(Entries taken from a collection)
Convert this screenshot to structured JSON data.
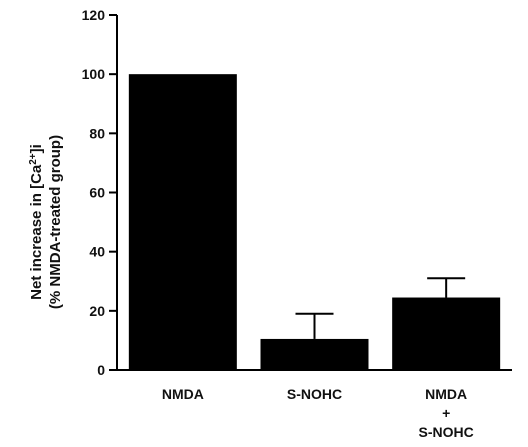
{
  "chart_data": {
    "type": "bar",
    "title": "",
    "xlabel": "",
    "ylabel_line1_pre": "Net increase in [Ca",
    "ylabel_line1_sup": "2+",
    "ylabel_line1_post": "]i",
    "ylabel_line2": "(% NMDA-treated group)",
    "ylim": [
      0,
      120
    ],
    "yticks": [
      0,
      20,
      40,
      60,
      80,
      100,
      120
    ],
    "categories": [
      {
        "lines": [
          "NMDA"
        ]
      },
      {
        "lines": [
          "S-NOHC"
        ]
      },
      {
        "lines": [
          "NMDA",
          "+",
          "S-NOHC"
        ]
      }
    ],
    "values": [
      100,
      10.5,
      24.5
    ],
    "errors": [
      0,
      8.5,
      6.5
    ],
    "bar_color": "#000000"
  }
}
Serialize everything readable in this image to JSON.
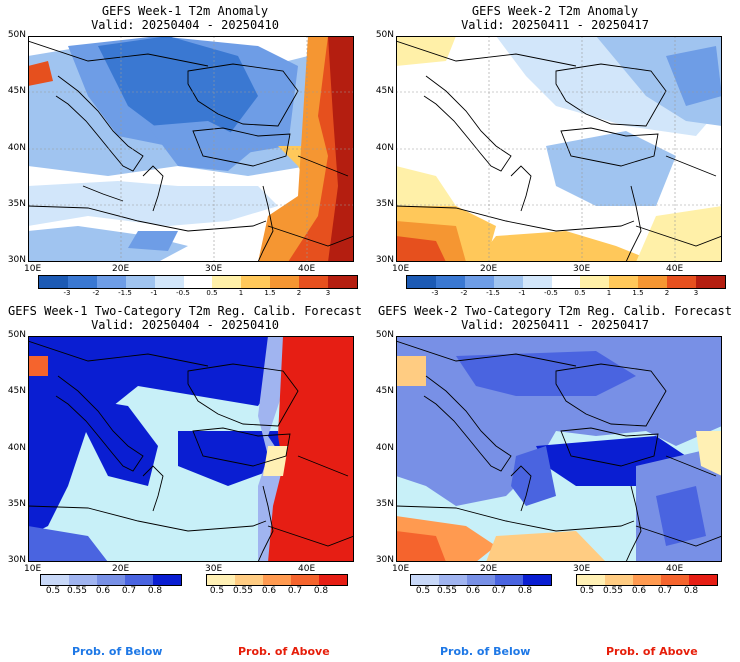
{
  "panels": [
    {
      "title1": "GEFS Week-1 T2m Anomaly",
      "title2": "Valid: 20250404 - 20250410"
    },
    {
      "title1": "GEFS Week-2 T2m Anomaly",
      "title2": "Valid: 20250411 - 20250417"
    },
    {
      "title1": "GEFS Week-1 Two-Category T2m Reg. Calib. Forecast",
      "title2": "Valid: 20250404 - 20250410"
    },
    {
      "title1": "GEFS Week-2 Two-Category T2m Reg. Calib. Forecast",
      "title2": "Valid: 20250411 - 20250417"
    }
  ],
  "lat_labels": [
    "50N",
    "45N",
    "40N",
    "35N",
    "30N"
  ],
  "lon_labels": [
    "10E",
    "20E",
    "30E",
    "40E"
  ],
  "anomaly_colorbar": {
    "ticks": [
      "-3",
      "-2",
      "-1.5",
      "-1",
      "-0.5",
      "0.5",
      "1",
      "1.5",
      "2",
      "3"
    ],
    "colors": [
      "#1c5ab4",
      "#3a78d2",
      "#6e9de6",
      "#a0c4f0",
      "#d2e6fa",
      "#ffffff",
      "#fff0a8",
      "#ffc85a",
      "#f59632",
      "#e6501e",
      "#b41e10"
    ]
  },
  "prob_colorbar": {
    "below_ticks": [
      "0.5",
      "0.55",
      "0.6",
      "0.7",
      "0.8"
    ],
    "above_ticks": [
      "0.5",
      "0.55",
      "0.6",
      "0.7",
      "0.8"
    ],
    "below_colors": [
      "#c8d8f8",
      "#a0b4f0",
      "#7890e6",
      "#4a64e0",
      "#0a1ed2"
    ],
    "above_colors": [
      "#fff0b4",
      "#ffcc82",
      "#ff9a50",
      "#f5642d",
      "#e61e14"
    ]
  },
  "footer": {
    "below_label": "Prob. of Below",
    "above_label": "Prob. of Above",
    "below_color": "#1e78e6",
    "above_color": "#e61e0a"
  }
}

▶ What you will do: Return each line from the material above exactly, but not the pictures.

▶ Solution to this problem:
Convert this screenshot to structured JSON data.
{
  "chart_data": {
    "type": "bar",
    "title": "",
    "xlabel": "",
    "ylabel_line1_pre": "Net increase in [Ca",
    "ylabel_line1_sup": "2+",
    "ylabel_line1_post": "]i",
    "ylabel_line2": "(% NMDA-treated group)",
    "ylim": [
      0,
      120
    ],
    "yticks": [
      0,
      20,
      40,
      60,
      80,
      100,
      120
    ],
    "categories": [
      {
        "lines": [
          "NMDA"
        ]
      },
      {
        "lines": [
          "S-NOHC"
        ]
      },
      {
        "lines": [
          "NMDA",
          "+",
          "S-NOHC"
        ]
      }
    ],
    "values": [
      100,
      10.5,
      24.5
    ],
    "errors": [
      0,
      8.5,
      6.5
    ],
    "bar_color": "#000000"
  }
}
Serialize everything readable in this image to JSON.
{
  "panels": [
    {
      "title1": "GEFS Week-1 T2m Anomaly",
      "title2": "Valid: 20250404 - 20250410"
    },
    {
      "title1": "GEFS Week-2 T2m Anomaly",
      "title2": "Valid: 20250411 - 20250417"
    },
    {
      "title1": "GEFS Week-1 Two-Category T2m Reg. Calib. Forecast",
      "title2": "Valid: 20250404 - 20250410"
    },
    {
      "title1": "GEFS Week-2 Two-Category T2m Reg. Calib. Forecast",
      "title2": "Valid: 20250411 - 20250417"
    }
  ],
  "lat_labels": [
    "50N",
    "45N",
    "40N",
    "35N",
    "30N"
  ],
  "lon_labels": [
    "10E",
    "20E",
    "30E",
    "40E"
  ],
  "anomaly_colorbar": {
    "ticks": [
      "-3",
      "-2",
      "-1.5",
      "-1",
      "-0.5",
      "0.5",
      "1",
      "1.5",
      "2",
      "3"
    ],
    "colors": [
      "#1c5ab4",
      "#3a78d2",
      "#6e9de6",
      "#a0c4f0",
      "#d2e6fa",
      "#ffffff",
      "#fff0a8",
      "#ffc85a",
      "#f59632",
      "#e6501e",
      "#b41e10"
    ]
  },
  "prob_colorbar": {
    "below_ticks": [
      "0.5",
      "0.55",
      "0.6",
      "0.7",
      "0.8"
    ],
    "above_ticks": [
      "0.5",
      "0.55",
      "0.6",
      "0.7",
      "0.8"
    ],
    "below_colors": [
      "#c8d8f8",
      "#a0b4f0",
      "#7890e6",
      "#4a64e0",
      "#0a1ed2"
    ],
    "above_colors": [
      "#fff0b4",
      "#ffcc82",
      "#ff9a50",
      "#f5642d",
      "#e61e14"
    ]
  },
  "footer": {
    "below_label": "Prob. of Below",
    "above_label": "Prob. of Above",
    "below_color": "#1e78e6",
    "above_color": "#e61e0a"
  }
}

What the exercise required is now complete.